▶ **Exercise brief**: Return all lines below containing the word "להצליח".

▶ **Exercise inputs**:
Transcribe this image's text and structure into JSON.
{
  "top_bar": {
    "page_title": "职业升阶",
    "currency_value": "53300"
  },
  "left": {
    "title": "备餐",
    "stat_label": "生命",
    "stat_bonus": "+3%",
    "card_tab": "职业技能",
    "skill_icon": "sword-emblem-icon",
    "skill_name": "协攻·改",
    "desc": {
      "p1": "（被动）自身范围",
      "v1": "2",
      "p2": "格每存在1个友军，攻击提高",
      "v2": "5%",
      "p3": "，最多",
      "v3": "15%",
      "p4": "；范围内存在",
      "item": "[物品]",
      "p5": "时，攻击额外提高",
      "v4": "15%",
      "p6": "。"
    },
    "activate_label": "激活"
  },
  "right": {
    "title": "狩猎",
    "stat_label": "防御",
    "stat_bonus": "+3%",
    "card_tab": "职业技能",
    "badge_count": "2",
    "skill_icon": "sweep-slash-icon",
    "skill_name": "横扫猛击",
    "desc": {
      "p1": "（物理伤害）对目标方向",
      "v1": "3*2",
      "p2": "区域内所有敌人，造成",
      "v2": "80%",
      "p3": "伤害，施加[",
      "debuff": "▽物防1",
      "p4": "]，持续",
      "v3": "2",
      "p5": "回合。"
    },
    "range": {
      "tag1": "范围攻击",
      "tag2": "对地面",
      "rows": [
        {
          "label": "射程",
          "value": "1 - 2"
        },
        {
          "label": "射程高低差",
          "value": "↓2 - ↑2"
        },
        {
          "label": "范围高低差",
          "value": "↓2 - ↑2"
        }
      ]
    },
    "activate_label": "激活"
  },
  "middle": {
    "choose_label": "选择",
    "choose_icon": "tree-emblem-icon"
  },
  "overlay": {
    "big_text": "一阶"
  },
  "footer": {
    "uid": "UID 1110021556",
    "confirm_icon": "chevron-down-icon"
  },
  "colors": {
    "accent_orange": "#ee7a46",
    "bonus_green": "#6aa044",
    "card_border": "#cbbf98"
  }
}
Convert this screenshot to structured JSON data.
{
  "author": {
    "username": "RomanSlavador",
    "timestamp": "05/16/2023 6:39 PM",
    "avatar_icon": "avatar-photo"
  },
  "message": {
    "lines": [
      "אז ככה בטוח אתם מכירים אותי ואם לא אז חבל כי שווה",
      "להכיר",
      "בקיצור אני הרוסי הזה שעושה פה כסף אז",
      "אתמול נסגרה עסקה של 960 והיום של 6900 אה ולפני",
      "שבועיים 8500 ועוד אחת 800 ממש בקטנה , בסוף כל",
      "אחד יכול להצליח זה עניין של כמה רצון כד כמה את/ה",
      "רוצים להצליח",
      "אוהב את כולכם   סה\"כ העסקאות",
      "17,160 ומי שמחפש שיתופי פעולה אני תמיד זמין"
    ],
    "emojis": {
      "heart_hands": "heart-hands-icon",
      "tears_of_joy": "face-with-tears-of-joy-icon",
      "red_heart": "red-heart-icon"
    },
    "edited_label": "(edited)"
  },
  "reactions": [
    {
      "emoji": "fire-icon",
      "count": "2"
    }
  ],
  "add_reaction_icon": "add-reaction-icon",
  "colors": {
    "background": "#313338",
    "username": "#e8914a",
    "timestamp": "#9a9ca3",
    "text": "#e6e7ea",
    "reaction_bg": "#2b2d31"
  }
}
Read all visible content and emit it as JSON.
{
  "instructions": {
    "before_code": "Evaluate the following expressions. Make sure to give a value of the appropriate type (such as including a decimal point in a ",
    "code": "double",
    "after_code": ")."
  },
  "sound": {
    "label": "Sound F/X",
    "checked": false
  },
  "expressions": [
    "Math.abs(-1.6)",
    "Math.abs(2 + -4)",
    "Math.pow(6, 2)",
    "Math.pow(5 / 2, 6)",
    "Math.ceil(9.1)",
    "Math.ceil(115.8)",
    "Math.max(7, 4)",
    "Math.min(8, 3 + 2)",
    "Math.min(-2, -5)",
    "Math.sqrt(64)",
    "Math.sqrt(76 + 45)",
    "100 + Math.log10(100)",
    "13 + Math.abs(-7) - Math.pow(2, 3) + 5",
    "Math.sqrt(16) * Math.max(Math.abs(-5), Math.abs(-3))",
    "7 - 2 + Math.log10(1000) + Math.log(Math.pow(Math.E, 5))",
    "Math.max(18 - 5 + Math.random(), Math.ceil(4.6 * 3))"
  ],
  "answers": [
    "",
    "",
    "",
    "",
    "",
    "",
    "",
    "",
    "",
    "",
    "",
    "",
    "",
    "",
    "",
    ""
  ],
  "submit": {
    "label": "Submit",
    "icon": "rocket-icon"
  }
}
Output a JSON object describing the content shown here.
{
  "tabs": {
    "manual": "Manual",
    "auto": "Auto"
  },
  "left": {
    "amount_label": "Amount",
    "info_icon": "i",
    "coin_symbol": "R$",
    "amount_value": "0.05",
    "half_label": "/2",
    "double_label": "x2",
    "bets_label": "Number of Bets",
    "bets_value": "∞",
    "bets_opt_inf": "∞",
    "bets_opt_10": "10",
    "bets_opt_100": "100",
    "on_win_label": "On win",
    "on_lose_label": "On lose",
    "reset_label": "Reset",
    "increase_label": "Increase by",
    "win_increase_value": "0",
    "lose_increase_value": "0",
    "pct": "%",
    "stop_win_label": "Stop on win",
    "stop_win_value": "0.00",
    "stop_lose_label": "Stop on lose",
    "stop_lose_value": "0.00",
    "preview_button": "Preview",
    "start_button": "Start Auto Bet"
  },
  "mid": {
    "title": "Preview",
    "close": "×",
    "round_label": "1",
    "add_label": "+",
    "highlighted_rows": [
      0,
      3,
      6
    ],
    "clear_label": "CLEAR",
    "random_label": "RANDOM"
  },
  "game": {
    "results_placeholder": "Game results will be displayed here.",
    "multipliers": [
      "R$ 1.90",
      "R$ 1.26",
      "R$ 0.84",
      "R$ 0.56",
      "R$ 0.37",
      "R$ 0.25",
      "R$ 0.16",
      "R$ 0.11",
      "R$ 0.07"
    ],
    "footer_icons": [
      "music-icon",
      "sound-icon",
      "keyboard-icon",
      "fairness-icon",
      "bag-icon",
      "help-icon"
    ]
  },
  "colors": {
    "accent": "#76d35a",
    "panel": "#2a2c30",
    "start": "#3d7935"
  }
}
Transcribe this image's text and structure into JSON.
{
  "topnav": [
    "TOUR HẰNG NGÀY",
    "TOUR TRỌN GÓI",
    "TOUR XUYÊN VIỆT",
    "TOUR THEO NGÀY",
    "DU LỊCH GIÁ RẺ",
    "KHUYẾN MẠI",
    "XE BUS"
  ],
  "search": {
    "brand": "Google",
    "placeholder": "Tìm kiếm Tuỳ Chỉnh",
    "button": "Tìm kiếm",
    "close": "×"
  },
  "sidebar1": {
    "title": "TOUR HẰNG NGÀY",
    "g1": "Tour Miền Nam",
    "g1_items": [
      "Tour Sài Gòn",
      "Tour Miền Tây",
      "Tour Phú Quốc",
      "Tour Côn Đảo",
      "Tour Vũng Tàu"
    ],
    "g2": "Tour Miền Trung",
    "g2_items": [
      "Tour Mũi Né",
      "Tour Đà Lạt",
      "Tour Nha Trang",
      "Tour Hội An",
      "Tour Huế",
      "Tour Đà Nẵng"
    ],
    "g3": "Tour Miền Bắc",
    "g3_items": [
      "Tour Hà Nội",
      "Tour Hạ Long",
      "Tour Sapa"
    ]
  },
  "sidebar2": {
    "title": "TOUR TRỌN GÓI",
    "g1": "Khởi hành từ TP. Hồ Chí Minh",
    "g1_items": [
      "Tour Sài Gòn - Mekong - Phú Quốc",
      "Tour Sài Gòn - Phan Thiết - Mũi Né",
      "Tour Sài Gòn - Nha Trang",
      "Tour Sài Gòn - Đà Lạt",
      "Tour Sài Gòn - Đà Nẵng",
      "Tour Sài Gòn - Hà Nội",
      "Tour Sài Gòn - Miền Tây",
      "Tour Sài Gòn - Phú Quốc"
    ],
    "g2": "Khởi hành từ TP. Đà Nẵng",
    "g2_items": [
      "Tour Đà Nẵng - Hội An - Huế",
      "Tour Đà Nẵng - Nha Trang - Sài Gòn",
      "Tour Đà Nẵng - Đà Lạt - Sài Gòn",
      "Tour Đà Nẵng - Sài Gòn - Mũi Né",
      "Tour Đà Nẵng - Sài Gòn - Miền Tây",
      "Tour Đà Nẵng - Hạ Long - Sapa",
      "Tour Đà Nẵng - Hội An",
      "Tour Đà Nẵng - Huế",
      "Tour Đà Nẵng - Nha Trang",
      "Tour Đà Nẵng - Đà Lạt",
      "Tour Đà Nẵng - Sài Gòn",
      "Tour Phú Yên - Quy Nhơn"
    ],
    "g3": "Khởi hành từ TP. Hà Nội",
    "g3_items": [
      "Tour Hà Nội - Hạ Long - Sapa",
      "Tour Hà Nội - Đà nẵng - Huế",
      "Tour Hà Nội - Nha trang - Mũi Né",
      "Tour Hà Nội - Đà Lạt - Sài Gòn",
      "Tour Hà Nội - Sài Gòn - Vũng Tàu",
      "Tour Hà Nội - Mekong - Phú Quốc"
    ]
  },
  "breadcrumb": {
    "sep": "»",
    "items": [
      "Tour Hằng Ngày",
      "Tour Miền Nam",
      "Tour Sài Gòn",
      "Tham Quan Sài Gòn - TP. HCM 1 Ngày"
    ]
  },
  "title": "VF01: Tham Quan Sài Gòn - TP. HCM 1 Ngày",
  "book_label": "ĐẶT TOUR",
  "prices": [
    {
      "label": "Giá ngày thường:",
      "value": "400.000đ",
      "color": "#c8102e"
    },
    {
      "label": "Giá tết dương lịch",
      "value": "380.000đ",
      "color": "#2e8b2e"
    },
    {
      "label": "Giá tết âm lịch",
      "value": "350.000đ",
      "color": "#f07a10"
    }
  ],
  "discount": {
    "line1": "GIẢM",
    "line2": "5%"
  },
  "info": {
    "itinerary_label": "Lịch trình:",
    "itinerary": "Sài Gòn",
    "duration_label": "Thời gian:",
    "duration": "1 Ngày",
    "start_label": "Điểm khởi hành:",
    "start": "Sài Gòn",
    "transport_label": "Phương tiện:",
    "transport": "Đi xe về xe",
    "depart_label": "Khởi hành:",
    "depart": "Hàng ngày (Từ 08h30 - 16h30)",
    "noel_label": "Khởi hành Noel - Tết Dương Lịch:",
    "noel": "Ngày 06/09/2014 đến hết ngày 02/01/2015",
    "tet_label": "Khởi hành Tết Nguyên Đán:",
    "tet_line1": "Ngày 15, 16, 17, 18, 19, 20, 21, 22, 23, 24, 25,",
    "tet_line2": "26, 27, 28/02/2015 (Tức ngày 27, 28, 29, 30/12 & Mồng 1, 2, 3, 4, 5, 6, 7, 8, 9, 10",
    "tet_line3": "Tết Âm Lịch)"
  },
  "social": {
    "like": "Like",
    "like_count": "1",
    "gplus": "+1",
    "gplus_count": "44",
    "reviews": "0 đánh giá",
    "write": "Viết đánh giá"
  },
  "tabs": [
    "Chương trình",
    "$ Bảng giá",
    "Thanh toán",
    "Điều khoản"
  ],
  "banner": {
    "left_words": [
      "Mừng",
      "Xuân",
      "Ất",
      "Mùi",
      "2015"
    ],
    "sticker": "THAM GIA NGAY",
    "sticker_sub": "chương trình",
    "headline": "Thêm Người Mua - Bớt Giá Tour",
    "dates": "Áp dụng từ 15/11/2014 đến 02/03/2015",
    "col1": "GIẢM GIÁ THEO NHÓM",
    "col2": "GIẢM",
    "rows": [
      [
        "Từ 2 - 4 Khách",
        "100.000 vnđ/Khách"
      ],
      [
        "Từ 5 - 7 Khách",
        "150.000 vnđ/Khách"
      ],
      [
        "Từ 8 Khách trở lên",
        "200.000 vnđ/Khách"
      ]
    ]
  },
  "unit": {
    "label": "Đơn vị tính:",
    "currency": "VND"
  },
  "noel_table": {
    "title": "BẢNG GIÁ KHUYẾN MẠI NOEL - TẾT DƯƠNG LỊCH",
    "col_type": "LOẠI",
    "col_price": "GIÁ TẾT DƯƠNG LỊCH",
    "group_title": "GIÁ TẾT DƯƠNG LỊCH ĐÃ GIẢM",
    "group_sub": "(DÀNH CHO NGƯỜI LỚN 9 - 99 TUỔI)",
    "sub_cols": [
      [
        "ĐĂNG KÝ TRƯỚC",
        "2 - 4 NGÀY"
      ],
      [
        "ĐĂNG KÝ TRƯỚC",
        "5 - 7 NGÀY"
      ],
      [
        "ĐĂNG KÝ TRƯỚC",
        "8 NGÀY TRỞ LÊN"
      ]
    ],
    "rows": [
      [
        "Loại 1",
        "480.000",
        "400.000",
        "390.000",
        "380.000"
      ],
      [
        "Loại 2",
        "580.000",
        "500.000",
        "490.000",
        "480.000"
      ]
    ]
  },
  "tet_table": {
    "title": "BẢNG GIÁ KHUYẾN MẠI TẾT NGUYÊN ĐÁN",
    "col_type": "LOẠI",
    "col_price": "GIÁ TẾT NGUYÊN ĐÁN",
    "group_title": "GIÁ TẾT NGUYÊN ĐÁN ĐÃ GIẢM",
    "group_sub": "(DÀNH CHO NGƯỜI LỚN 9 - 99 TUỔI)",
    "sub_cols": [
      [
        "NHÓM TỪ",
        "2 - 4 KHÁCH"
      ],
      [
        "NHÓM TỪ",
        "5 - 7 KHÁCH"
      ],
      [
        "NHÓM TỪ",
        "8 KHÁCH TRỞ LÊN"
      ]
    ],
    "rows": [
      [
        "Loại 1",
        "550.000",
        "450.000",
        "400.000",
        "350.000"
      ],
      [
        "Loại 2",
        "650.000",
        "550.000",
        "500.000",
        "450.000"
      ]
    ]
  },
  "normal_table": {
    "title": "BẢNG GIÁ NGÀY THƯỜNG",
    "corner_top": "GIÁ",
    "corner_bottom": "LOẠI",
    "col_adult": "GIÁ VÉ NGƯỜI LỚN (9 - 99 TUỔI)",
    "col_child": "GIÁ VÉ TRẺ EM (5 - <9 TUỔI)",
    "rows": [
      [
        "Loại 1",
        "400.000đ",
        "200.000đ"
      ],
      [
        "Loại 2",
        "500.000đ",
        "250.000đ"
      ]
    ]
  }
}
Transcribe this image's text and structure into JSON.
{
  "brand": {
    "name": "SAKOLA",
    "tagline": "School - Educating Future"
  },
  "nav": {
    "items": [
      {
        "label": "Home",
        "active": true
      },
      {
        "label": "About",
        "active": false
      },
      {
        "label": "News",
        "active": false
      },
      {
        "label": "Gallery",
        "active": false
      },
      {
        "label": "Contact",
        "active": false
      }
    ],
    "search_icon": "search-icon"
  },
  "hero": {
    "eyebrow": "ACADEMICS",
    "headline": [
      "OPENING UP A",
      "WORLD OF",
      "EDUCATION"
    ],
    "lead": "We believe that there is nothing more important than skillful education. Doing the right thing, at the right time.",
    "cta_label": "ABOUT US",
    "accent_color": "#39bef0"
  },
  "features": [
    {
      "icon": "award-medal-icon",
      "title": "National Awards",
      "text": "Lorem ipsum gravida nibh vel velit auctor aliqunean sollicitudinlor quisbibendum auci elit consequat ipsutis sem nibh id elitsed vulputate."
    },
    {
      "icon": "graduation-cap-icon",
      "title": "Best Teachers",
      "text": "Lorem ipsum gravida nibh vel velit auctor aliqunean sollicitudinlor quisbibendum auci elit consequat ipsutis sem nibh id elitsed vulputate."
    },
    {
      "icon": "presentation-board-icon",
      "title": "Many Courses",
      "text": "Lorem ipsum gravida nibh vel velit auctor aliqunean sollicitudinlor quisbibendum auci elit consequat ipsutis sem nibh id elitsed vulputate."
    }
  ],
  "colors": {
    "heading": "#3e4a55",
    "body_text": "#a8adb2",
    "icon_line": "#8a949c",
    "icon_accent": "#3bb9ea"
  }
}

▶ **Solution to the problem**:
      "אחד יכול להצליח זה עניין של כמה רצון כד כמה את/ה",
      "רוצים להצליח",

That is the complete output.